EXTRAIT SOURCE:
Dans la CN, le secteur de la santé s’est ajouté, pour recruter aides-soignants et personnel infirmier. QI organise aussi des « missions » de recrutement à Montréal dans tous secteurs pertinents. Des participants estiment qu’à Québec, l’établissement progressif d’une masse critique de PI génère un effet réseau attirant d’autres candidatures. Enfin, des organismes spécialisés en employabilité offrent aux entreprises, après analyse des besoins, des candidatures sélectionnées parmi leur clientèle d’immigrants établis dans la région.

Dans CA, il existe des agences de placement spécialisées proposant des candidatures immigrantes, notamment en agroalimentaire. Néanmoins, certains organismes proposent aux employeurs des CV « intéressants », mais sans analyser méthodiquement les besoins de l’employeur, ses critères pouvant se confondre avec des préférences d’origine – d’où le risque de poser un acte discriminatoire. Notons quelques initiatives originales : les programmes beaucerons « Place aux manoeuvres », pour dénicher des candidatures immigrantes à Montréal, et « Viens te souder au Québec » (stages offerts aux finissants de formations en soudure de France).

TRAVAIL À FAIRE:
1. Reproduisez à l'identique le passage de l'extrait sur le recrutement de candidatures immigrantes qui commence à « Dans CA, il » et se termine à « soudure de France). ».
2. Poursuivez l'extrait sur le recrutement de candidatures immigrantes au Québec après sa dernière phrase.

DONNÉES ENREGISTRÉES:

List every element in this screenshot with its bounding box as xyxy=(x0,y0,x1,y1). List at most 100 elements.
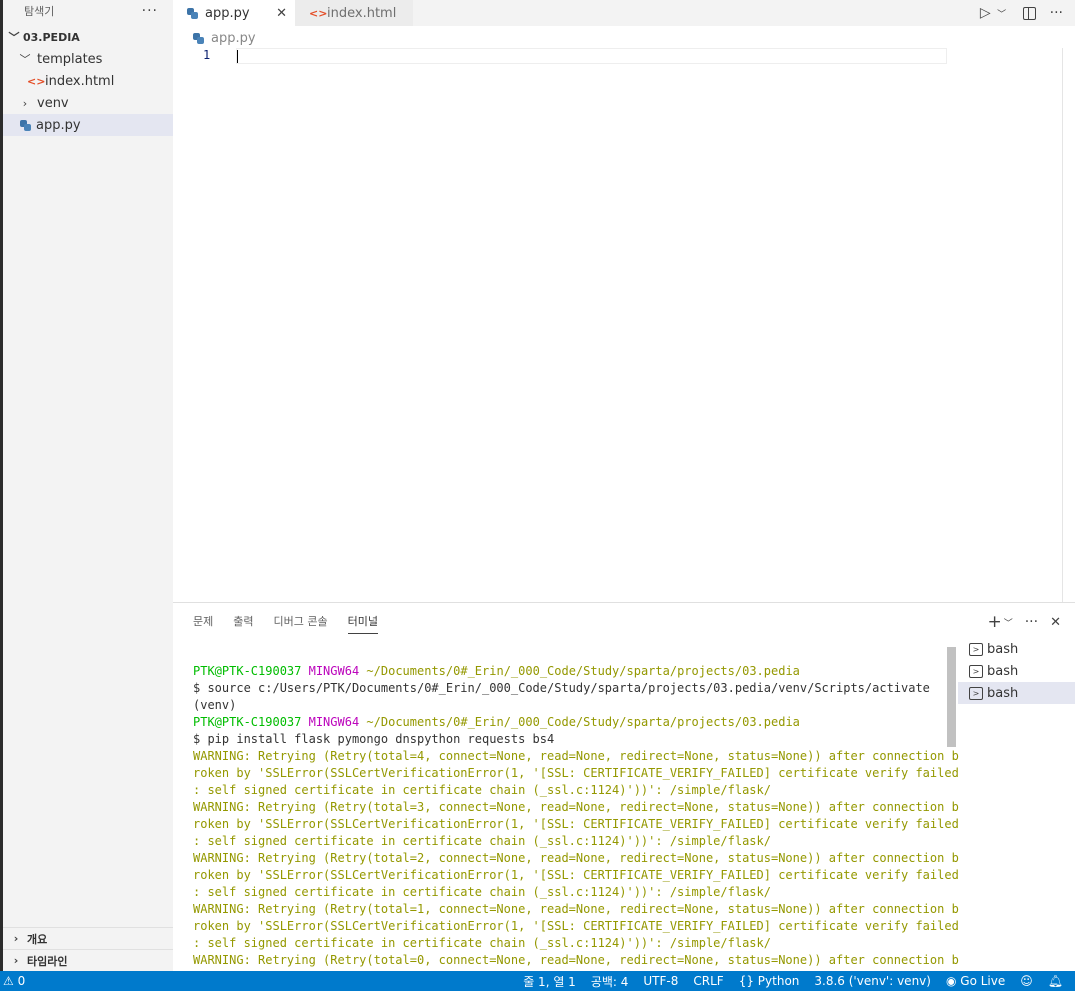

RÉPONSES PAR TÂCHE:
1.
Dans CA, il existe des agences de placement spécialisées proposant des candidatures immigrantes, notamment en agroalimentaire. Néanmoins, certains organismes proposent aux employeurs des CV « intéressants », mais sans analyser méthodiquement les besoins de l’employeur, ses critères pouvant se confondre avec des préférences d’origine – d’où le risque de poser un acte discriminatoire. Notons quelques initiatives originales : les programmes beaucerons « Place aux manoeuvres », pour dénicher des candidatures immigrantes à Montréal, et « Viens te souder au Québec » (stages offerts aux finissants de formations en soudure de France).

2.
Plusieurs acteurs régionaux investissent temps et énergie pour attirer des candidatures et convaincre les recrues d’emménager en régions, particulièrement hors des centres urbains, tout en mentionnant qu’elles arrivent avec permis de travail fermé et résidence temporaire. Les secteurs mentionnés étant en forte demande, le capital d’attraction des deux régions demeure indéniable. L’organisation de mise en contact entre employeurs et candidats à l’étranger est d’autant plus facilitée qu’une représentation du Ministère accompagne certaines missions de recrutement. Sans hésitation peut-on affirmer que, dans les deux régions, le recrutement à l’étranger représente, par sa récurrence, une pratique coutumière.

Stratégies d’attraction. Avant de procéder au recrutement, quelques répondants conseillent stratégiquement à un employeur novice en inclusion de PI de débuter avec « un bon contact », puis en créant une expérience positive avec des recrues réussissant à s’intégrer, de poursuivre en recrutant « des gens qui ont un décalage culturel un peu plus grand ». Qualifions cette proposition stratégique d’étapiste, tout en questionnant la confusion entre compétences et provenance géographique, ce qui soulève encore ici un risque discriminatoire.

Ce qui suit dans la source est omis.